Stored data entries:
########
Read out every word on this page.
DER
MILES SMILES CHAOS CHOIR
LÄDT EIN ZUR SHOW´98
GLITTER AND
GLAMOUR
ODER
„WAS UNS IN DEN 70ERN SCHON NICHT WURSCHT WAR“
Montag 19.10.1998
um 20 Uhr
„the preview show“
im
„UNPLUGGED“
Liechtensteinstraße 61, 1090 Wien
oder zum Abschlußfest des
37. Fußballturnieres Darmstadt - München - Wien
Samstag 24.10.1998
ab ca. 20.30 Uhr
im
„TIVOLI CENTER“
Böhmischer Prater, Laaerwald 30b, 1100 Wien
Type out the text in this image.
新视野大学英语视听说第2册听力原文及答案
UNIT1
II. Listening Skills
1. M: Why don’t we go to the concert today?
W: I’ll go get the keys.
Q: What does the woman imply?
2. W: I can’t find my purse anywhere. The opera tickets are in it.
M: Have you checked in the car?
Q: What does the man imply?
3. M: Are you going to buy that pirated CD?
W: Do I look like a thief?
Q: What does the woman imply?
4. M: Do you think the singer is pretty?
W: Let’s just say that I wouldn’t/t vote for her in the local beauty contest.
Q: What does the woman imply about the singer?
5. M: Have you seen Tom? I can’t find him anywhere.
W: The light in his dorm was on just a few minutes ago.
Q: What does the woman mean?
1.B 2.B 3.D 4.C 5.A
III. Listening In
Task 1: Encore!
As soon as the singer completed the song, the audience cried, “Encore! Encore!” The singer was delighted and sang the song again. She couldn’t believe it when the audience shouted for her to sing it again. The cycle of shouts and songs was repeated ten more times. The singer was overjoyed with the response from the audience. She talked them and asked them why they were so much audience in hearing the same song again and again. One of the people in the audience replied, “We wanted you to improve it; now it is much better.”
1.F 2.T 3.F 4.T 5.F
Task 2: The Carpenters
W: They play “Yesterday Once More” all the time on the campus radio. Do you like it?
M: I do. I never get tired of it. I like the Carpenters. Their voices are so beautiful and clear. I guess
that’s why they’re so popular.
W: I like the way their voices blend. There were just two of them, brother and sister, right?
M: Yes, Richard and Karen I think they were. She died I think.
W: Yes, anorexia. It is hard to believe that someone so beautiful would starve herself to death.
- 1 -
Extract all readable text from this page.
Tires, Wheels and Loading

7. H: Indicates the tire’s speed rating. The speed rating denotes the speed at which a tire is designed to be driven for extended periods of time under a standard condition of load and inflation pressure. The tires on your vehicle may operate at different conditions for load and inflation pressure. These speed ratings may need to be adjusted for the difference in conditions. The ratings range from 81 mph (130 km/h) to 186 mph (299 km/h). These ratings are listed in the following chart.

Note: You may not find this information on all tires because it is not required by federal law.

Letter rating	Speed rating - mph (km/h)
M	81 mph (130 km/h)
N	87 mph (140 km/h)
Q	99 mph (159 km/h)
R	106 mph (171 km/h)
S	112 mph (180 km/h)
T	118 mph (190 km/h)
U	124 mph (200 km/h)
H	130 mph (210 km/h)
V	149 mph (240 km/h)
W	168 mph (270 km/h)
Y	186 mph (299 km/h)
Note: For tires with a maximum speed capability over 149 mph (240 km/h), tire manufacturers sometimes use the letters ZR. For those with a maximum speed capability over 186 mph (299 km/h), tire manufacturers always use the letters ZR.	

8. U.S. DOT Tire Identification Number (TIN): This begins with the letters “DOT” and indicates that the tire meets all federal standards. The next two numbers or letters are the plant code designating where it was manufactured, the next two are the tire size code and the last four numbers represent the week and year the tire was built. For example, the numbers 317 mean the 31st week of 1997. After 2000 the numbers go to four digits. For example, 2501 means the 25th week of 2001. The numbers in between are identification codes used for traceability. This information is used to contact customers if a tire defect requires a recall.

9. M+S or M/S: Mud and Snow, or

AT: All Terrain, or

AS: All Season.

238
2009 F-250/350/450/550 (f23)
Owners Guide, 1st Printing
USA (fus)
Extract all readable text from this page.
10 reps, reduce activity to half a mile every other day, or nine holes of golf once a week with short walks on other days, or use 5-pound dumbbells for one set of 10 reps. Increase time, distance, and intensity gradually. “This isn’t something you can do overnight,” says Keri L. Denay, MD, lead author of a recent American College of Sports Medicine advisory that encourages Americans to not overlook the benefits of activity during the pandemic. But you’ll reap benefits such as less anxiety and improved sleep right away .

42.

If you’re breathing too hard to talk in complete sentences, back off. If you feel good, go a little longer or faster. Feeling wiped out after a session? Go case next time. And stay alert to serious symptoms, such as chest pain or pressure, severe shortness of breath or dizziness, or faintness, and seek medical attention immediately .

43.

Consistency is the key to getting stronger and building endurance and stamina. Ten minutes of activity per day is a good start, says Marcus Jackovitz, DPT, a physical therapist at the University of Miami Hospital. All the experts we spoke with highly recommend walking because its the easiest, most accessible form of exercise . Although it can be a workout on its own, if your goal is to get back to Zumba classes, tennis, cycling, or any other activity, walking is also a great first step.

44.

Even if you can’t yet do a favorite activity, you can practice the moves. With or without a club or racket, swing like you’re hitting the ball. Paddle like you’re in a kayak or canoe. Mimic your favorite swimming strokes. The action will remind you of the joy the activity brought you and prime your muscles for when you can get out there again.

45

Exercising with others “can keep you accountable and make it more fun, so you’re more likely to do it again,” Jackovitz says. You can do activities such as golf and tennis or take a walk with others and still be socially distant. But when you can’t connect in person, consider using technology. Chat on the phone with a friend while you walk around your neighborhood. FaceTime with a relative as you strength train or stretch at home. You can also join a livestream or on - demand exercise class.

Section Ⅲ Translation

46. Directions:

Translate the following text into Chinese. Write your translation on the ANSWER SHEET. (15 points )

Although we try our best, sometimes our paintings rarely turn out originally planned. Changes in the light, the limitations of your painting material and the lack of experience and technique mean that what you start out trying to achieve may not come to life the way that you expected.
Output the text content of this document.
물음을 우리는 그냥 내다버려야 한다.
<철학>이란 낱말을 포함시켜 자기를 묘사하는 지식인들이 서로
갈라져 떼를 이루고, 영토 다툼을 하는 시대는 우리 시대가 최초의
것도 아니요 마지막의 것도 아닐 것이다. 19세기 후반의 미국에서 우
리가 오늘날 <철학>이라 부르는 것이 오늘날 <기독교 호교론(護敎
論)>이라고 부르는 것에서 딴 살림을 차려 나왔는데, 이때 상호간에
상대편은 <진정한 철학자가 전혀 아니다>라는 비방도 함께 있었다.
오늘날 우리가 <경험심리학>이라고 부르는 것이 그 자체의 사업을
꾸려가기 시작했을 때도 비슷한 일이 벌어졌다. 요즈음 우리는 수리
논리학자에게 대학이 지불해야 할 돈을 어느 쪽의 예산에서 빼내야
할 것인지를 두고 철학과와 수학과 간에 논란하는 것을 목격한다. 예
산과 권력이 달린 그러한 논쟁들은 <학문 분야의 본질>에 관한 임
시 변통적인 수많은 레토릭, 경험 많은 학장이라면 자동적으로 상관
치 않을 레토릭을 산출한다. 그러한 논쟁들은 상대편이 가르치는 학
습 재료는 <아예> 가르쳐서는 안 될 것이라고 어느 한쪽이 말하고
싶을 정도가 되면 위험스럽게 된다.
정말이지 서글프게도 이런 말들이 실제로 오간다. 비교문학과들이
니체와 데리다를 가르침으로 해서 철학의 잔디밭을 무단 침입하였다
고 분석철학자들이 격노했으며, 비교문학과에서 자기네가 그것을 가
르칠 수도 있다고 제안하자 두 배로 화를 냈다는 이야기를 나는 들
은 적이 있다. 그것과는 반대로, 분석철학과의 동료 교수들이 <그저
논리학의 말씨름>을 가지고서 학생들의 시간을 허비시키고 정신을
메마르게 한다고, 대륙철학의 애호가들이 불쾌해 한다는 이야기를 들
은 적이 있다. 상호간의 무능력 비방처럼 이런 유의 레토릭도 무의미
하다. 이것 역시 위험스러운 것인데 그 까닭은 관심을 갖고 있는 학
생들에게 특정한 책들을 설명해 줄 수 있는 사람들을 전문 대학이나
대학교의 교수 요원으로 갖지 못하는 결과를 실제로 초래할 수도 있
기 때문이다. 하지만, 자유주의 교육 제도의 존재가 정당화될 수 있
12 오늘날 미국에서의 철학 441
########
PROBLEM DETAILS: Show every line where the string "following" appears.

ANSWER BELOW:
7. H: Indicates the tire’s speed rating. The speed rating denotes the speed at which a tire is designed to be driven for extended periods of time under a standard condition of load and inflation pressure. The tires on your vehicle may operate at different conditions for load and inflation pressure. These speed ratings may need to be adjusted for the difference in conditions. The ratings range from 81 mph (130 km/h) to 186 mph (299 km/h). These ratings are listed in the following chart.
Translate the following text into Chinese. Write your translation on the ANSWER SHEET. (15 points )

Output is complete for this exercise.